▶ What the exercise asks
Reproduce every record exactly as it appears, but not the pictures.
====== Material for this exercise ======
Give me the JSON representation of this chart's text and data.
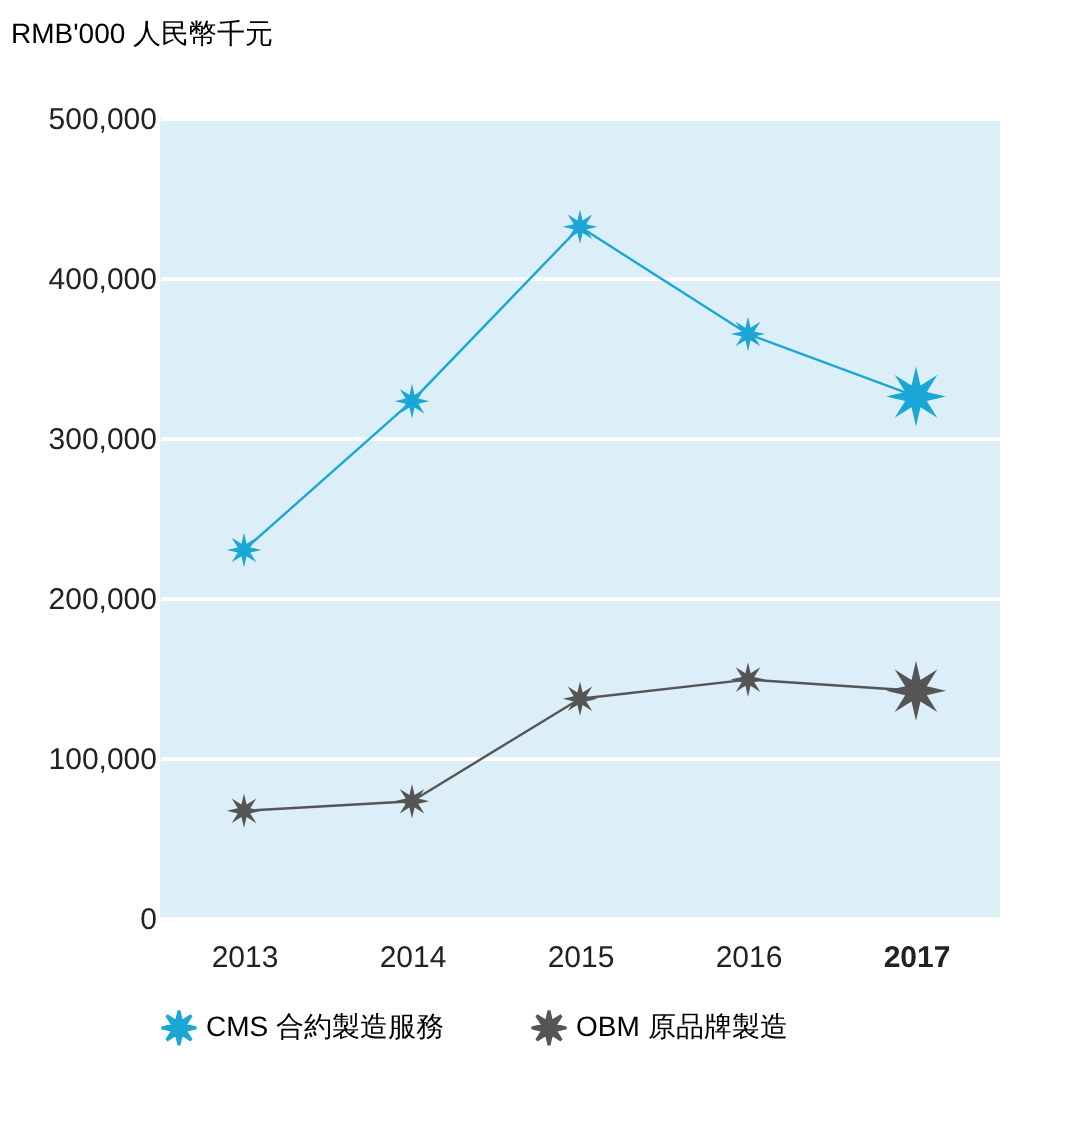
{
  "chart_data": {
    "type": "line",
    "ylabel": "RMB'000 人民幣千元",
    "categories": [
      "2013",
      "2014",
      "2015",
      "2016",
      "2017"
    ],
    "series": [
      {
        "name": "CMS 合約製造服務",
        "color": "#1aa7d6",
        "values": [
          230000,
          323000,
          432000,
          365000,
          326000
        ]
      },
      {
        "name": "OBM 原品牌製造",
        "color": "#555555",
        "values": [
          67000,
          73000,
          137000,
          149000,
          142000
        ]
      }
    ],
    "ylim": [
      0,
      500000
    ],
    "yticks": [
      0,
      {
        "value": 100000,
        "label": "100,000"
      },
      {
        "value": 200000,
        "label": "200,000"
      },
      {
        "value": 300000,
        "label": "300,000"
      },
      {
        "value": 400000,
        "label": "400,000"
      },
      {
        "value": 500000,
        "label": "500,000"
      }
    ],
    "grid": "y",
    "legend": "bottom",
    "marker": "star",
    "line_style": "solid"
  }
}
======
▶ Task response
Give me the JSON representation of this chart's text and data.
{
  "chart_data": {
    "type": "line",
    "ylabel": "RMB'000 人民幣千元",
    "categories": [
      "2013",
      "2014",
      "2015",
      "2016",
      "2017"
    ],
    "series": [
      {
        "name": "CMS 合約製造服務",
        "color": "#1aa7d6",
        "values": [
          230000,
          323000,
          432000,
          365000,
          326000
        ]
      },
      {
        "name": "OBM 原品牌製造",
        "color": "#555555",
        "values": [
          67000,
          73000,
          137000,
          149000,
          142000
        ]
      }
    ],
    "ylim": [
      0,
      500000
    ],
    "yticks": [
      0,
      {
        "value": 100000,
        "label": "100,000"
      },
      {
        "value": 200000,
        "label": "200,000"
      },
      {
        "value": 300000,
        "label": "300,000"
      },
      {
        "value": 400000,
        "label": "400,000"
      },
      {
        "value": 500000,
        "label": "500,000"
      }
    ],
    "grid": "y",
    "legend": "bottom",
    "marker": "star",
    "line_style": "solid"
  }
}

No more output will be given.